- **What is being asked**
Each entry below must be repeated word for word.

____ Listed entries

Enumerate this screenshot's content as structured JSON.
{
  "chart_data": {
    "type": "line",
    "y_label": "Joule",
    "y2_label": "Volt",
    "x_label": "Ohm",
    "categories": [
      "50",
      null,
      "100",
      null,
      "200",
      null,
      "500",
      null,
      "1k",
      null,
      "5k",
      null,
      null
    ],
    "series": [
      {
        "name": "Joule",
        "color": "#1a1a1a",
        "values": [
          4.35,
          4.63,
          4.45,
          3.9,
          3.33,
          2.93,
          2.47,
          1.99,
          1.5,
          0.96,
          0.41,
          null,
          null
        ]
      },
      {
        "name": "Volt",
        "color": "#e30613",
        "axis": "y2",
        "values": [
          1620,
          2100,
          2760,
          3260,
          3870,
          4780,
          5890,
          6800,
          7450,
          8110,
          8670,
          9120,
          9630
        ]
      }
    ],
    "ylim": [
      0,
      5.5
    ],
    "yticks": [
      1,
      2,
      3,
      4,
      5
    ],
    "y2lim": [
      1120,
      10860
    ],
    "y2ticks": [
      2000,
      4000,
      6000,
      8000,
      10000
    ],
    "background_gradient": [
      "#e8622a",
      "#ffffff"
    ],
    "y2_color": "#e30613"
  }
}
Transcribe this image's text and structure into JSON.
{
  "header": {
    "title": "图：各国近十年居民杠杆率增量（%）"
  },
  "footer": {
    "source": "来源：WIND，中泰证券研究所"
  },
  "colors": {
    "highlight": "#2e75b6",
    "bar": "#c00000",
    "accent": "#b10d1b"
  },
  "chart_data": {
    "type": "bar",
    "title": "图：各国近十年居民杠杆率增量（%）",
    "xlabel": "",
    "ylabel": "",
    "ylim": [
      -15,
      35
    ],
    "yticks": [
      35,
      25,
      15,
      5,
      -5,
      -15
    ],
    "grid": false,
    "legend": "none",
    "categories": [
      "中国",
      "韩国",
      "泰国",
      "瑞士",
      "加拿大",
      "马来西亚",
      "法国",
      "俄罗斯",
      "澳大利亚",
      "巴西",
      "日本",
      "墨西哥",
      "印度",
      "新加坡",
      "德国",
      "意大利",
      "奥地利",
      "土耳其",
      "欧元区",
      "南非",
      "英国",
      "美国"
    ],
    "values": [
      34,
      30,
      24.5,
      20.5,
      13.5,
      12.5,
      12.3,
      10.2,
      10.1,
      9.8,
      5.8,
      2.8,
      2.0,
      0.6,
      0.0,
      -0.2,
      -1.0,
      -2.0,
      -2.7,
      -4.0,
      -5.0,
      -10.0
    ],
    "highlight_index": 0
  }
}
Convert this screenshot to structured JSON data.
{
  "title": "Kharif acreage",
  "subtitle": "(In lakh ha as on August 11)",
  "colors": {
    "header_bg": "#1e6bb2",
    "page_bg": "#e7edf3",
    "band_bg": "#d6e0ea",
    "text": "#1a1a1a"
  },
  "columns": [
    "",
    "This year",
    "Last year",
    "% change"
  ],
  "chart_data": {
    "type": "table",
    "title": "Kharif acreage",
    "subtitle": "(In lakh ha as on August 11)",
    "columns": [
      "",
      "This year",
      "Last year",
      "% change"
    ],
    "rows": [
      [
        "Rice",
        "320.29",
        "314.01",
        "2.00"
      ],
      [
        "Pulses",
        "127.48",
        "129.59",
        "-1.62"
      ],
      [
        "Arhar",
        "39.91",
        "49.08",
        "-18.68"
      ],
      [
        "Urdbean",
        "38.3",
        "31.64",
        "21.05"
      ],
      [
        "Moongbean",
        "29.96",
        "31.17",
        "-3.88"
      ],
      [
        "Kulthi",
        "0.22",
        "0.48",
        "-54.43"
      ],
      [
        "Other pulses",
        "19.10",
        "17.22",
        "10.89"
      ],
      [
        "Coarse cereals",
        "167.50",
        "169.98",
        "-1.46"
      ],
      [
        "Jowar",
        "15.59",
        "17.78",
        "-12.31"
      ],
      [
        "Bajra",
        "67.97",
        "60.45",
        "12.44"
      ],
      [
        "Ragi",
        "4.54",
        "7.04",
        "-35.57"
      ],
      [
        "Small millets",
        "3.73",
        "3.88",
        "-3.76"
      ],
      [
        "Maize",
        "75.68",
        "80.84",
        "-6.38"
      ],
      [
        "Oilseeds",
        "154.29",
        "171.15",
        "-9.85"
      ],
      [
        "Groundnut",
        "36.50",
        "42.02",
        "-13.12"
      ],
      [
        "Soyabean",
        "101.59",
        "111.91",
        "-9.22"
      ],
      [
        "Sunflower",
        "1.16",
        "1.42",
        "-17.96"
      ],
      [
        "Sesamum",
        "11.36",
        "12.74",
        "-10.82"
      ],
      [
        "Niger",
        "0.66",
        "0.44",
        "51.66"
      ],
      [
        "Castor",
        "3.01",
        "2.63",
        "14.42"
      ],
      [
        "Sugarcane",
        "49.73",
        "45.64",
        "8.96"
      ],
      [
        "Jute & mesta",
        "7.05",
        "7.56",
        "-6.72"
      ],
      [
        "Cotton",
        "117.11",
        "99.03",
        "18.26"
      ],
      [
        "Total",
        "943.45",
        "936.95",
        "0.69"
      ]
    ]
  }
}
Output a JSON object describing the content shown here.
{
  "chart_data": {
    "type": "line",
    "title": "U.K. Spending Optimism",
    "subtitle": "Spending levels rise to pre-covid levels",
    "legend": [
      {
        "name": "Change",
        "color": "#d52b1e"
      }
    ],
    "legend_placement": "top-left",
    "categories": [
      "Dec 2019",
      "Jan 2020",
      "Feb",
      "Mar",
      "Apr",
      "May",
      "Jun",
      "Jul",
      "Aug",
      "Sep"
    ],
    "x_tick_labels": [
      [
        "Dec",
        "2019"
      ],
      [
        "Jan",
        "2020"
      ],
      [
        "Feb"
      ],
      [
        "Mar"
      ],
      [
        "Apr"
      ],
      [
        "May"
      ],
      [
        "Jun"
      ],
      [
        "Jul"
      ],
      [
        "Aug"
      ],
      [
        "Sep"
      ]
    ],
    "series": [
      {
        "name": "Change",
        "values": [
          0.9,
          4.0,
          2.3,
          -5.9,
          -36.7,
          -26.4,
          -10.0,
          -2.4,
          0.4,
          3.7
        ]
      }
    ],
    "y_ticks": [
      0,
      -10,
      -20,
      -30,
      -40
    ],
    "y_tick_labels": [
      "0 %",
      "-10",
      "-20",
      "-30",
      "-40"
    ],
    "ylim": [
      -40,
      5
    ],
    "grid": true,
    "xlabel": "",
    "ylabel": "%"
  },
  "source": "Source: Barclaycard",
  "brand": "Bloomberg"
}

________

- **Output below**
Enumerate this screenshot's content as structured JSON.
{
  "chart_data": {
    "type": "line",
    "y_label": "Joule",
    "y2_label": "Volt",
    "x_label": "Ohm",
    "categories": [
      "50",
      null,
      "100",
      null,
      "200",
      null,
      "500",
      null,
      "1k",
      null,
      "5k",
      null,
      null
    ],
    "series": [
      {
        "name": "Joule",
        "color": "#1a1a1a",
        "values": [
          4.35,
          4.63,
          4.45,
          3.9,
          3.33,
          2.93,
          2.47,
          1.99,
          1.5,
          0.96,
          0.41,
          null,
          null
        ]
      },
      {
        "name": "Volt",
        "color": "#e30613",
        "axis": "y2",
        "values": [
          1620,
          2100,
          2760,
          3260,
          3870,
          4780,
          5890,
          6800,
          7450,
          8110,
          8670,
          9120,
          9630
        ]
      }
    ],
    "ylim": [
      0,
      5.5
    ],
    "yticks": [
      1,
      2,
      3,
      4,
      5
    ],
    "y2lim": [
      1120,
      10860
    ],
    "y2ticks": [
      2000,
      4000,
      6000,
      8000,
      10000
    ],
    "background_gradient": [
      "#e8622a",
      "#ffffff"
    ],
    "y2_color": "#e30613"
  }
}
Transcribe this image's text and structure into JSON.
{
  "header": {
    "title": "图：各国近十年居民杠杆率增量（%）"
  },
  "footer": {
    "source": "来源：WIND，中泰证券研究所"
  },
  "colors": {
    "highlight": "#2e75b6",
    "bar": "#c00000",
    "accent": "#b10d1b"
  },
  "chart_data": {
    "type": "bar",
    "title": "图：各国近十年居民杠杆率增量（%）",
    "xlabel": "",
    "ylabel": "",
    "ylim": [
      -15,
      35
    ],
    "yticks": [
      35,
      25,
      15,
      5,
      -5,
      -15
    ],
    "grid": false,
    "legend": "none",
    "categories": [
      "中国",
      "韩国",
      "泰国",
      "瑞士",
      "加拿大",
      "马来西亚",
      "法国",
      "俄罗斯",
      "澳大利亚",
      "巴西",
      "日本",
      "墨西哥",
      "印度",
      "新加坡",
      "德国",
      "意大利",
      "奥地利",
      "土耳其",
      "欧元区",
      "南非",
      "英国",
      "美国"
    ],
    "values": [
      34,
      30,
      24.5,
      20.5,
      13.5,
      12.5,
      12.3,
      10.2,
      10.1,
      9.8,
      5.8,
      2.8,
      2.0,
      0.6,
      0.0,
      -0.2,
      -1.0,
      -2.0,
      -2.7,
      -4.0,
      -5.0,
      -10.0
    ],
    "highlight_index": 0
  }
}
Convert this screenshot to structured JSON data.
{
  "title": "Kharif acreage",
  "subtitle": "(In lakh ha as on August 11)",
  "colors": {
    "header_bg": "#1e6bb2",
    "page_bg": "#e7edf3",
    "band_bg": "#d6e0ea",
    "text": "#1a1a1a"
  },
  "columns": [
    "",
    "This year",
    "Last year",
    "% change"
  ],
  "chart_data": {
    "type": "table",
    "title": "Kharif acreage",
    "subtitle": "(In lakh ha as on August 11)",
    "columns": [
      "",
      "This year",
      "Last year",
      "% change"
    ],
    "rows": [
      [
        "Rice",
        "320.29",
        "314.01",
        "2.00"
      ],
      [
        "Pulses",
        "127.48",
        "129.59",
        "-1.62"
      ],
      [
        "Arhar",
        "39.91",
        "49.08",
        "-18.68"
      ],
      [
        "Urdbean",
        "38.3",
        "31.64",
        "21.05"
      ],
      [
        "Moongbean",
        "29.96",
        "31.17",
        "-3.88"
      ],
      [
        "Kulthi",
        "0.22",
        "0.48",
        "-54.43"
      ],
      [
        "Other pulses",
        "19.10",
        "17.22",
        "10.89"
      ],
      [
        "Coarse cereals",
        "167.50",
        "169.98",
        "-1.46"
      ],
      [
        "Jowar",
        "15.59",
        "17.78",
        "-12.31"
      ],
      [
        "Bajra",
        "67.97",
        "60.45",
        "12.44"
      ],
      [
        "Ragi",
        "4.54",
        "7.04",
        "-35.57"
      ],
      [
        "Small millets",
        "3.73",
        "3.88",
        "-3.76"
      ],
      [
        "Maize",
        "75.68",
        "80.84",
        "-6.38"
      ],
      [
        "Oilseeds",
        "154.29",
        "171.15",
        "-9.85"
      ],
      [
        "Groundnut",
        "36.50",
        "42.02",
        "-13.12"
      ],
      [
        "Soyabean",
        "101.59",
        "111.91",
        "-9.22"
      ],
      [
        "Sunflower",
        "1.16",
        "1.42",
        "-17.96"
      ],
      [
        "Sesamum",
        "11.36",
        "12.74",
        "-10.82"
      ],
      [
        "Niger",
        "0.66",
        "0.44",
        "51.66"
      ],
      [
        "Castor",
        "3.01",
        "2.63",
        "14.42"
      ],
      [
        "Sugarcane",
        "49.73",
        "45.64",
        "8.96"
      ],
      [
        "Jute & mesta",
        "7.05",
        "7.56",
        "-6.72"
      ],
      [
        "Cotton",
        "117.11",
        "99.03",
        "18.26"
      ],
      [
        "Total",
        "943.45",
        "936.95",
        "0.69"
      ]
    ]
  }
}
Output a JSON object describing the content shown here.
{
  "chart_data": {
    "type": "line",
    "title": "U.K. Spending Optimism",
    "subtitle": "Spending levels rise to pre-covid levels",
    "legend": [
      {
        "name": "Change",
        "color": "#d52b1e"
      }
    ],
    "legend_placement": "top-left",
    "categories": [
      "Dec 2019",
      "Jan 2020",
      "Feb",
      "Mar",
      "Apr",
      "May",
      "Jun",
      "Jul",
      "Aug",
      "Sep"
    ],
    "x_tick_labels": [
      [
        "Dec",
        "2019"
      ],
      [
        "Jan",
        "2020"
      ],
      [
        "Feb"
      ],
      [
        "Mar"
      ],
      [
        "Apr"
      ],
      [
        "May"
      ],
      [
        "Jun"
      ],
      [
        "Jul"
      ],
      [
        "Aug"
      ],
      [
        "Sep"
      ]
    ],
    "series": [
      {
        "name": "Change",
        "values": [
          0.9,
          4.0,
          2.3,
          -5.9,
          -36.7,
          -26.4,
          -10.0,
          -2.4,
          0.4,
          3.7
        ]
      }
    ],
    "y_ticks": [
      0,
      -10,
      -20,
      -30,
      -40
    ],
    "y_tick_labels": [
      "0 %",
      "-10",
      "-20",
      "-30",
      "-40"
    ],
    "ylim": [
      -40,
      5
    ],
    "grid": true,
    "xlabel": "",
    "ylabel": "%"
  },
  "source": "Source: Barclaycard",
  "brand": "Bloomberg"
}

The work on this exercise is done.